◆ Goal
Please copy out, character for character, the rows below from the one containing "- table-cell: 338,55: [696, 167, 724, 177]" through the one containing "- table-cell: 83,32: [526, 183, 549, 193]", both ends included.

◆ Material supplied
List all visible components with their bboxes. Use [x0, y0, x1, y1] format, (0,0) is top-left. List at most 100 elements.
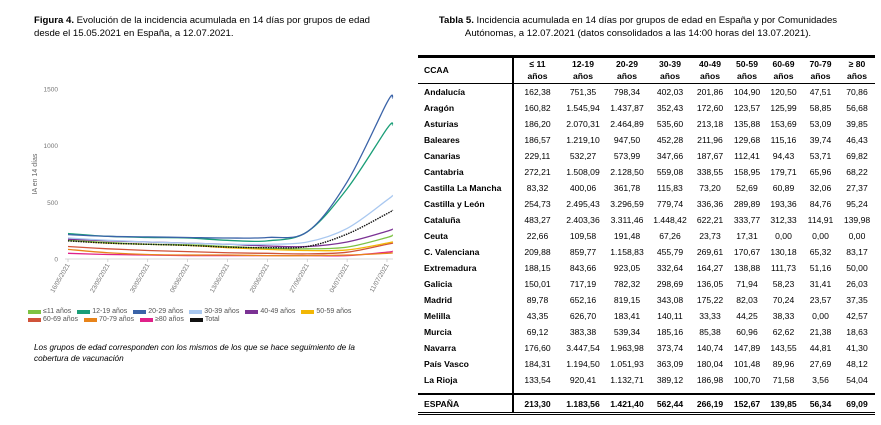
- table-cell: 338,55: [696, 167, 724, 177]
- legend-item: Total: [189, 316, 220, 324]
- table-cell: 69,09: [839, 393, 875, 415]
- table-cell: 622,21: [696, 215, 724, 225]
- table-cell: 188,15: [524, 263, 551, 273]
- table-cell: 67,26: [659, 231, 681, 241]
- table-cell: 115,83: [657, 183, 683, 193]
- table-cell: 83,32: [526, 183, 549, 193]
- total-row: ESPAÑA 213,30 1.183,56 1.421,40 562,44 266,19…: [418, 393, 875, 415]
- table-cell: 138,88: [733, 263, 761, 273]
- table-cell: 114,91: [807, 215, 834, 225]
- legend-label: 50-59 años: [316, 308, 352, 315]
- table-cell: 68,22: [846, 167, 868, 177]
- table-cell: 373,74: [656, 343, 684, 353]
- table-cell: 843,66: [569, 263, 597, 273]
- header-line: 50-59: [736, 59, 758, 69]
- table-row: Ceuta 22,66 109,58 191,48 67,26 23,73 17,31 0,0…: [418, 228, 875, 244]
- table-row: Asturias 186,20 2.070,31 2.464,89 535,60 213,…: [418, 116, 875, 132]
- table-cell: 0,00: [812, 231, 829, 241]
- table-cell: 95,24: [846, 199, 868, 209]
- table-cell: 17,31: [736, 231, 758, 241]
- table-cell: 48,12: [846, 359, 868, 369]
- table-cell: 112,41: [734, 151, 760, 161]
- column-header-age: 70-79 años: [802, 57, 839, 84]
- table-cell: 115,16: [770, 135, 797, 145]
- x-tick-label: 06/06/2021: [169, 262, 192, 294]
- legend-swatch: [189, 310, 203, 314]
- table-cell: 46,43: [846, 135, 868, 145]
- y-tick-label: 500: [47, 200, 58, 207]
- table-cell: 62,62: [772, 327, 795, 337]
- table-cell: 60,96: [736, 327, 758, 337]
- table-label: Tabla 5.: [438, 15, 474, 26]
- region-name: Castilla y León: [418, 196, 514, 212]
- header-line: 30-39: [659, 59, 681, 69]
- table-row: Murcia 69,12 383,38 539,34 185,16 85,38 60,96 6…: [418, 324, 875, 340]
- table-cell: 164,27: [696, 263, 724, 273]
- table-cell: 51,16: [809, 263, 832, 273]
- table-cell: 782,32: [613, 279, 641, 289]
- region-name: Murcia: [418, 324, 514, 340]
- table-cell: 652,16: [569, 295, 597, 305]
- header-line: 40-49: [699, 59, 721, 69]
- table-row: Andalucía 162,38 751,35 798,34 402,03 201,86 1…: [418, 83, 875, 100]
- header-line: 20-29: [616, 59, 638, 69]
- table-cell: 361,78: [613, 183, 641, 193]
- region-name: País Vasco: [418, 356, 514, 372]
- series-line-60-69-a-os: [67, 242, 394, 255]
- table-cell: 269,61: [696, 247, 724, 257]
- table-cell: 120,50: [770, 87, 797, 97]
- region-name: Castilla La Mancha: [418, 180, 514, 196]
- table-cell: 1.219,10: [566, 135, 600, 145]
- table-cell: 532,27: [569, 151, 597, 161]
- incidence-table: CCAA ≤ 11 años 12-19 años 20-29 años 30-39 años 4…: [418, 55, 875, 415]
- table-row: Cantabria 272,21 1.508,09 2.128,50 559,08 338…: [418, 164, 875, 180]
- table-cell: 573,99: [613, 151, 641, 161]
- table-cell: 60,89: [772, 183, 795, 193]
- table-cell: 1.194,50: [566, 359, 600, 369]
- series-line-30-39-a-os: [67, 194, 394, 246]
- legend-label: 30-39 años: [204, 308, 240, 315]
- header-line: años: [659, 70, 681, 81]
- table-cell: 162,38: [524, 87, 551, 97]
- table-cell: 65,96: [809, 167, 832, 177]
- table-cell: 3,56: [812, 375, 829, 385]
- x-tick-label: 27/06/2021: [289, 262, 312, 294]
- chart-legend: ≤11 años 12-19 años 20-29 años 30-39 años 40…: [28, 308, 388, 324]
- table-cell: 201,86: [696, 87, 724, 97]
- table-cell: 352,43: [656, 103, 684, 113]
- table-cell: 172,60: [696, 103, 724, 113]
- table-cell: 143,55: [770, 343, 797, 353]
- region-name: Andalucía: [418, 83, 514, 100]
- table-cell: 186,98: [696, 375, 724, 385]
- table-cell: 44,81: [809, 343, 832, 353]
- table-cell: 0,00: [775, 231, 792, 241]
- table-row: Castilla La Mancha 83,32 400,06 361,78 115,8…: [418, 180, 875, 196]
- table-cell: 779,74: [656, 199, 684, 209]
- header-line: años: [736, 70, 758, 81]
- table-cell: 150,01: [524, 279, 551, 289]
- table-cell: 389,12: [656, 375, 684, 385]
- legend-swatch: [28, 310, 41, 314]
- table-cell: 27,37: [846, 183, 868, 193]
- header-line: ≤ 11: [529, 59, 546, 69]
- table-cell: 186,20: [524, 119, 551, 129]
- header-line: ≥ 80: [848, 59, 866, 69]
- table-cell: 229,11: [524, 151, 551, 161]
- table-cell: 455,79: [656, 247, 684, 257]
- table-cell: 751,35: [569, 87, 597, 97]
- table-cell: 343,08: [656, 295, 684, 305]
- table-cell: 133,54: [524, 375, 551, 385]
- table-cell: 89,96: [772, 359, 795, 369]
- column-header-ccaa: CCAA: [418, 56, 514, 84]
- table-cell: 50,00: [846, 263, 868, 273]
- table-cell: 187,67: [696, 151, 724, 161]
- legend-item: 30-39 años: [189, 308, 239, 316]
- table-cell: 33,33: [699, 311, 721, 321]
- legend-label: ≥80 años: [155, 316, 184, 323]
- table-cell: 44,25: [736, 311, 758, 321]
- table-row: País Vasco 184,31 1.194,50 1.051,93 363,09 18…: [418, 356, 875, 372]
- table-cell: 191,48: [613, 231, 641, 241]
- region-name: C. Valenciana: [418, 244, 514, 260]
- table-cell: 32,06: [809, 183, 832, 193]
- header-line: años: [572, 70, 594, 81]
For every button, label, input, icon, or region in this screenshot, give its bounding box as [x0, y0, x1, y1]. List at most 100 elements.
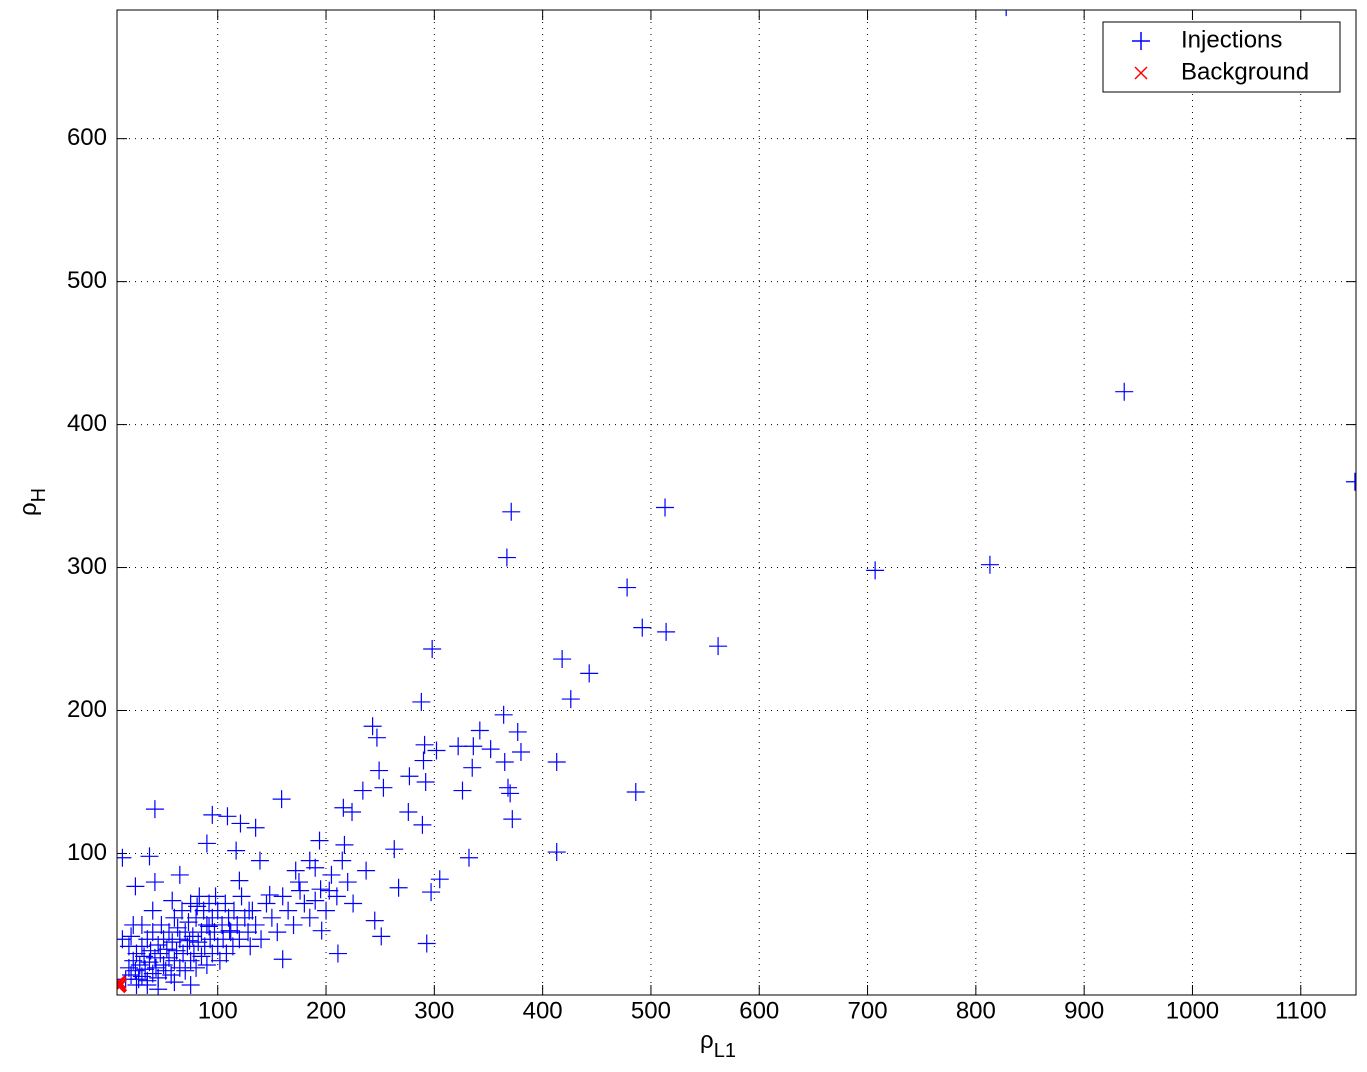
y-label-subscript: H	[28, 488, 50, 502]
scatter-point	[163, 891, 182, 910]
plot-area	[117, 10, 1356, 995]
scatter-point	[385, 840, 404, 859]
scatter-point	[165, 908, 184, 927]
scatter-point	[246, 818, 265, 837]
scatter-point	[430, 870, 449, 889]
x-tick-label: 500	[631, 997, 671, 1024]
scatter-point	[203, 805, 222, 824]
legend-label: Background	[1181, 58, 1309, 85]
scatter-point	[262, 908, 281, 927]
scatter-point	[136, 960, 155, 979]
scatter-point	[980, 555, 999, 574]
scatter-point	[162, 965, 181, 984]
scatter-point	[503, 810, 522, 829]
scatter-point	[374, 778, 393, 797]
scatter-point	[495, 752, 514, 771]
scatter-point	[206, 887, 225, 906]
scatter-point	[866, 561, 885, 580]
y-tick-label: 100	[67, 839, 107, 866]
legend-marker	[1132, 32, 1150, 50]
scatter-point	[333, 851, 352, 870]
scatter-point	[414, 751, 433, 770]
scatter-point	[416, 772, 435, 791]
x-label-subscript: L1	[714, 1040, 736, 1062]
scatter-point	[618, 578, 637, 597]
x-tick-label: 1100	[1275, 997, 1327, 1024]
scatter-point	[284, 915, 303, 934]
scatter-point	[145, 800, 164, 819]
scatter-point	[286, 861, 305, 880]
scatter-point	[190, 887, 209, 906]
scatter-point	[230, 930, 249, 949]
scatter-point	[146, 958, 165, 977]
x-tick-label: 100	[198, 997, 238, 1024]
scatter-point	[311, 880, 330, 899]
scatter-point	[415, 735, 434, 754]
scatter-point	[181, 894, 200, 913]
scatter-point	[143, 901, 162, 920]
scatter-point	[250, 851, 269, 870]
scatter-point	[389, 878, 408, 897]
scatter-point	[241, 937, 260, 956]
scatter-point	[231, 814, 250, 833]
scatter-point	[553, 650, 572, 669]
scatter-point	[187, 908, 206, 927]
scatter-point	[312, 921, 331, 940]
scatter-point	[400, 767, 419, 786]
y-tick-label: 200	[67, 696, 107, 723]
legend-marker	[1134, 66, 1148, 80]
scatter-point	[246, 915, 265, 934]
x-tick-label: 900	[1064, 997, 1104, 1024]
x-tick-label: 200	[306, 997, 346, 1024]
scatter-point	[481, 740, 500, 759]
scatter-point	[163, 933, 182, 952]
scatter-point	[335, 835, 354, 854]
scatter-point	[343, 803, 362, 822]
scatter-point	[328, 944, 347, 963]
x-axis-label: ρL1	[700, 1027, 736, 1062]
scatter-point	[176, 961, 195, 980]
scatter-point	[344, 894, 363, 913]
y-tick-label: 400	[67, 410, 107, 437]
y-label-symbol: ρ	[15, 502, 42, 516]
scatter-point	[338, 873, 357, 892]
scatter-point	[497, 548, 516, 567]
scatter-point	[370, 761, 389, 780]
scatter-point	[470, 721, 489, 740]
scatter-point	[310, 831, 329, 850]
x-tick-label: 800	[956, 997, 996, 1024]
scatter-point	[511, 742, 530, 761]
scatter-point	[289, 873, 308, 892]
scatter-point	[260, 885, 279, 904]
scatter-point	[580, 664, 599, 683]
scatter-point	[124, 915, 143, 934]
scatter-point	[633, 618, 652, 637]
scatter-point	[268, 923, 287, 942]
scatter-point	[367, 728, 386, 747]
scatter-point	[159, 923, 178, 942]
scatter-point	[143, 923, 162, 942]
scatter-point	[494, 705, 513, 724]
scatter-point	[306, 858, 325, 877]
scatter-point	[227, 841, 246, 860]
legend: Injections Background	[1102, 21, 1341, 93]
scatter-point	[626, 782, 645, 801]
scatter-point	[179, 913, 198, 932]
axes-box	[116, 9, 1357, 996]
grid	[117, 10, 1356, 995]
scatter-point	[372, 927, 391, 946]
scatter-point	[459, 848, 478, 867]
scatter-point	[117, 848, 132, 867]
scatter-point	[122, 927, 141, 946]
scatter-point	[547, 752, 566, 771]
x-tick-label: 300	[414, 997, 454, 1024]
scatter-point	[273, 950, 292, 969]
scatter-point	[126, 877, 145, 896]
y-tick-label: 300	[67, 553, 107, 580]
scatter-point	[273, 887, 292, 906]
scatter-point	[547, 843, 566, 862]
scatter-point	[1345, 472, 1356, 491]
scatter-point	[306, 891, 325, 910]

◆ Written solution
- table-cell: 338,55: [696, 167, 724, 177]
- legend-item: Total: [189, 316, 220, 324]
- table-cell: 69,09: [839, 393, 875, 415]
- table-cell: 622,21: [696, 215, 724, 225]
- table-cell: 188,15: [524, 263, 551, 273]
- table-cell: 67,26: [659, 231, 681, 241]
- table-cell: 115,83: [657, 183, 683, 193]
- table-cell: 83,32: [526, 183, 549, 193]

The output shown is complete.